* [YOUR GOAL] Select lines where the word "اطلاعات" appears.

* [RECORDS FOR PROCESSING]
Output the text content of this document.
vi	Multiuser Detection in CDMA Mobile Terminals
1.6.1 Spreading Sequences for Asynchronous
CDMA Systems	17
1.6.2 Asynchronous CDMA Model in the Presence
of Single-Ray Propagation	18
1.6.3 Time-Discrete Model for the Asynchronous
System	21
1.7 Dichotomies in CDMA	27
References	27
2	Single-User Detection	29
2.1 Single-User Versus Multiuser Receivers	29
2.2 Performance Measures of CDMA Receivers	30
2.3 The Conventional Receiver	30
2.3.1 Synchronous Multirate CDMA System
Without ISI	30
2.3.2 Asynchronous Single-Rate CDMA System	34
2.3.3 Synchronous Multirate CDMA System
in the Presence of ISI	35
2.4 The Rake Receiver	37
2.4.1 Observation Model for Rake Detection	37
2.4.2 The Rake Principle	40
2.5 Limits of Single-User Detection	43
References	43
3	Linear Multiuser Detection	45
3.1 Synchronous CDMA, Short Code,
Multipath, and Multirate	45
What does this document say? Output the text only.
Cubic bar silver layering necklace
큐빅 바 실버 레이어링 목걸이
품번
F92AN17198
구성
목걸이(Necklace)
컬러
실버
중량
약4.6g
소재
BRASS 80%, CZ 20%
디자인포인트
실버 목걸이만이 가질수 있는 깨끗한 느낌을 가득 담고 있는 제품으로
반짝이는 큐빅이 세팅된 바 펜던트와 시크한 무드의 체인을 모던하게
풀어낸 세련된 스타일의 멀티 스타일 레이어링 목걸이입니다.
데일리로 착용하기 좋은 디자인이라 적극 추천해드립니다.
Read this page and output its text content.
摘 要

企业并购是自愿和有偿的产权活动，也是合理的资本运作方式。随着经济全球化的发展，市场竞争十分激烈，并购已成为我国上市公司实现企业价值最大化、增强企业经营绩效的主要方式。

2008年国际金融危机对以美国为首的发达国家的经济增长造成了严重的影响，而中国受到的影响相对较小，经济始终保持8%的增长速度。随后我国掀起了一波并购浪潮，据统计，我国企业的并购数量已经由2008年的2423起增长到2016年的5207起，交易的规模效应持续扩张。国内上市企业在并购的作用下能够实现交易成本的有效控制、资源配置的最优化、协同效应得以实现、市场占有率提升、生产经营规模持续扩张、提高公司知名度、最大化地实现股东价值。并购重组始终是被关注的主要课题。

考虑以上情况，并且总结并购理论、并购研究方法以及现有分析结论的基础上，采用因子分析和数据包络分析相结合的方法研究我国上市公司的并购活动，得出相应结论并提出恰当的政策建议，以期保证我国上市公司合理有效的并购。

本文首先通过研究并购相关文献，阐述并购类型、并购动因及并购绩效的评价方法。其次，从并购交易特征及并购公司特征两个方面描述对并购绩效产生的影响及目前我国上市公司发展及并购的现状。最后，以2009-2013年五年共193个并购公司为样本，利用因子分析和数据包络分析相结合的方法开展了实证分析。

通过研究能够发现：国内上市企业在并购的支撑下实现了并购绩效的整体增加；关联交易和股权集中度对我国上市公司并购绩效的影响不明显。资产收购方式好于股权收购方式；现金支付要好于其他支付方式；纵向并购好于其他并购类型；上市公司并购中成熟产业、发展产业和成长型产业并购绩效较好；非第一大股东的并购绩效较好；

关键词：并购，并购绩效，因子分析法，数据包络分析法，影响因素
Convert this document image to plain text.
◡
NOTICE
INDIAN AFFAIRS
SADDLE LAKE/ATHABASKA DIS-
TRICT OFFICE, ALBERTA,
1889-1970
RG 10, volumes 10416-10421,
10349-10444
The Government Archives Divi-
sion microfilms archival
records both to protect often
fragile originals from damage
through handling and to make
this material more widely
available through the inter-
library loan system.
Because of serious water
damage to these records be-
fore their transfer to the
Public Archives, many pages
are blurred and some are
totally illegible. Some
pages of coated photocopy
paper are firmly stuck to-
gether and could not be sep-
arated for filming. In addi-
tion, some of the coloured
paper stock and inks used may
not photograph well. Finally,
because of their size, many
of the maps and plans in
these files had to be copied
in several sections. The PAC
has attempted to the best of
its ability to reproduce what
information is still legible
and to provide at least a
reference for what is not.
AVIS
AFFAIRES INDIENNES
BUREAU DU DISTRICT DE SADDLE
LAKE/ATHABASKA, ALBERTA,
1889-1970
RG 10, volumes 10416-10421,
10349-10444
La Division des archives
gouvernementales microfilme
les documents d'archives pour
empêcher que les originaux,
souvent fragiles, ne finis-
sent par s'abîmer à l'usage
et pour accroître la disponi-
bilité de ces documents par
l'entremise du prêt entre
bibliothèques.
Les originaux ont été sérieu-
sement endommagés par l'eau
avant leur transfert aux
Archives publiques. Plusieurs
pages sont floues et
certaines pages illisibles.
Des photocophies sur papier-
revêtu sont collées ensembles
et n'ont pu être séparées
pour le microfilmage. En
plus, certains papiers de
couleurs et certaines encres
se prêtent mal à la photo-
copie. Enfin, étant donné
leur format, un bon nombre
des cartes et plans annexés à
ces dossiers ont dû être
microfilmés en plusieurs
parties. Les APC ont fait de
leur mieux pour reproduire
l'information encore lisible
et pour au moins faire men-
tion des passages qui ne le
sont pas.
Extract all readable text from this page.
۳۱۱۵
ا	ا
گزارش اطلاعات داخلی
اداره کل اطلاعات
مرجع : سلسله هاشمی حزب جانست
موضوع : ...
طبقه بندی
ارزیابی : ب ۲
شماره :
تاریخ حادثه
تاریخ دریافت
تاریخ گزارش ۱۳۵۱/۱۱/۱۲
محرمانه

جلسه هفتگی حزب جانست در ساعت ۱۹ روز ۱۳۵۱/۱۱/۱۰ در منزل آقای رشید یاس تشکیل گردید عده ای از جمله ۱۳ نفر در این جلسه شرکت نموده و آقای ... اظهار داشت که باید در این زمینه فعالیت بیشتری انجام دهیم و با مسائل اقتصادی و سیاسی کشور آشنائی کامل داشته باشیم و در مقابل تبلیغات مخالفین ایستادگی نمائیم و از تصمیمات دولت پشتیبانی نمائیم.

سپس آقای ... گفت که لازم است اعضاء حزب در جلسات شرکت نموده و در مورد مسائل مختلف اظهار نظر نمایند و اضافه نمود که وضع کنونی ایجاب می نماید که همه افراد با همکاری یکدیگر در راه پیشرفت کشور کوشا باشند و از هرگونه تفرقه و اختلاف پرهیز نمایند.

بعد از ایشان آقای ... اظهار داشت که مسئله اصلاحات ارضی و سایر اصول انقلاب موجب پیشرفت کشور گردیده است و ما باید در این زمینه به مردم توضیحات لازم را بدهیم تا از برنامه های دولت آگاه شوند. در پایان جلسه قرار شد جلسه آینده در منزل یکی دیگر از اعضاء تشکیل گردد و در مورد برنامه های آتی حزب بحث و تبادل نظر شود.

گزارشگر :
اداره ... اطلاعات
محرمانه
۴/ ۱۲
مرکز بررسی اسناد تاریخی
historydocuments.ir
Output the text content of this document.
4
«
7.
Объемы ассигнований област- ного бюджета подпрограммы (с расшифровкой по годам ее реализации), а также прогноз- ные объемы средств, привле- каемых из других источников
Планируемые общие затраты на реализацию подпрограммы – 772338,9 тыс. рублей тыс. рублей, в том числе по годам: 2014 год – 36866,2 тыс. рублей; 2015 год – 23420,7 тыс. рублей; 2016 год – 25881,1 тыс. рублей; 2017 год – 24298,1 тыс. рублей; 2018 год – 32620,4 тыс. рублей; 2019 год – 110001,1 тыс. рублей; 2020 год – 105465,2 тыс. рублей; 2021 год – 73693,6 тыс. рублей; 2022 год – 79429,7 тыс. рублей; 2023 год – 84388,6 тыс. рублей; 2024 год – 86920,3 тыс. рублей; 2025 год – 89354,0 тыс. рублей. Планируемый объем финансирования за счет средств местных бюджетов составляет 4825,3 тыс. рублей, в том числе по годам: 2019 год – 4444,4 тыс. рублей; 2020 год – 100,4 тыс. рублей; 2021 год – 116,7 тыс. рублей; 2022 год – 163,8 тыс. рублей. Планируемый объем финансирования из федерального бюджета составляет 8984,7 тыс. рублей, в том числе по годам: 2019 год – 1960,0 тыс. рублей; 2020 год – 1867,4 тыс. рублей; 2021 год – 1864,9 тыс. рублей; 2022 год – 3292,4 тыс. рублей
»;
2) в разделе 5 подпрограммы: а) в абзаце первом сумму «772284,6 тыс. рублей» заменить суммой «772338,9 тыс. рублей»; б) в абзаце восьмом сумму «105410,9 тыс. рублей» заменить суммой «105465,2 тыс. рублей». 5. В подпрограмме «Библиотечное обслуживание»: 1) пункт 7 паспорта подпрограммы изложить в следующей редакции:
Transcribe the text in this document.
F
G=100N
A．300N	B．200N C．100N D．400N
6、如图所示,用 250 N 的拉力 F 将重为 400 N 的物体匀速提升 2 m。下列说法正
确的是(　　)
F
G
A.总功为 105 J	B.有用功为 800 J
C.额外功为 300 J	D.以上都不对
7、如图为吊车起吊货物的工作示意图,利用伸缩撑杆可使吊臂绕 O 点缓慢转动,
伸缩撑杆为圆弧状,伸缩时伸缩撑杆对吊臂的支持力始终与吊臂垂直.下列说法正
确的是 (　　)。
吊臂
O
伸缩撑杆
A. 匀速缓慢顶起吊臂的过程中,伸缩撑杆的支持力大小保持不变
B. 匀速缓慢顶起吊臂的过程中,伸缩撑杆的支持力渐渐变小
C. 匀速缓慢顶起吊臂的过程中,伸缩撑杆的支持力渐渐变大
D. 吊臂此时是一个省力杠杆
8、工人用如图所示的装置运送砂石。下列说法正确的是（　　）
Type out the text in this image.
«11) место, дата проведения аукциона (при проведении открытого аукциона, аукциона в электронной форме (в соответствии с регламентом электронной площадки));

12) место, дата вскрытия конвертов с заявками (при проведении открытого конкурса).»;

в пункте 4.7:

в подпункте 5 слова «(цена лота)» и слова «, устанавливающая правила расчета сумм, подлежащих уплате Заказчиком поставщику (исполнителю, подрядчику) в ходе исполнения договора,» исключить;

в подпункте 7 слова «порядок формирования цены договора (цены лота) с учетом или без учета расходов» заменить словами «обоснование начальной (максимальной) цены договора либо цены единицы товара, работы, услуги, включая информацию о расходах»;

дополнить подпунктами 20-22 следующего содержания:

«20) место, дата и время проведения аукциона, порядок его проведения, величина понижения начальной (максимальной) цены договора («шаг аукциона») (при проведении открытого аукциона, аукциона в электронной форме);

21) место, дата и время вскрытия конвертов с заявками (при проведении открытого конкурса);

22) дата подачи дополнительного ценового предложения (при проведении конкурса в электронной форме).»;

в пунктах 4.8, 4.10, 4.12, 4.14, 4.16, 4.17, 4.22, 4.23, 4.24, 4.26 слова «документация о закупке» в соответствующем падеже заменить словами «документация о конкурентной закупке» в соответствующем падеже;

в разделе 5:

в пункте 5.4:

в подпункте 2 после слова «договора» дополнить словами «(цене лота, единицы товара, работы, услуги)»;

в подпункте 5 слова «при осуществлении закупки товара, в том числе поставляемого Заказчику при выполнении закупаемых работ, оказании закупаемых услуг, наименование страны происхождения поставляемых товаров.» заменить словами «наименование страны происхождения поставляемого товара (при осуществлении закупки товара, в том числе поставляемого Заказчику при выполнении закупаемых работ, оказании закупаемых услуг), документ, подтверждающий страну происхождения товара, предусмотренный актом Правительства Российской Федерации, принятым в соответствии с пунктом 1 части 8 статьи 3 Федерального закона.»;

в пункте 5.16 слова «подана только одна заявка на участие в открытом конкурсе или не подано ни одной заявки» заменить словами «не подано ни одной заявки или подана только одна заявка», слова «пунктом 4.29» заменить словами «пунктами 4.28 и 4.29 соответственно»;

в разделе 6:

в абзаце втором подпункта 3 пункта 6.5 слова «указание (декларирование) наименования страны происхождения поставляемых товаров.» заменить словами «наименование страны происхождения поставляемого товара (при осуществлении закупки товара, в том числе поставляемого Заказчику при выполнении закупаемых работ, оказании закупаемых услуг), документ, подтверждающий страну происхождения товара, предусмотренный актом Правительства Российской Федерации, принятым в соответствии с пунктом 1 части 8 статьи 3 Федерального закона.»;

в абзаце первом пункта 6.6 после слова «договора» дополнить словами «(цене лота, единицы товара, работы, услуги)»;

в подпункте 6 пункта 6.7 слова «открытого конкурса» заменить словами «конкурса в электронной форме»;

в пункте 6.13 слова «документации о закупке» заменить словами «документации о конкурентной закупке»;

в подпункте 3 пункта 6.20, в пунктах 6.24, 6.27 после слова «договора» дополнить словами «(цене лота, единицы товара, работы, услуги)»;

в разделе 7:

* [SOLUTION FOR THIS EXERCISE]
گزارش اطلاعات داخلی
اداره کل اطلاعات
اداره ... اطلاعات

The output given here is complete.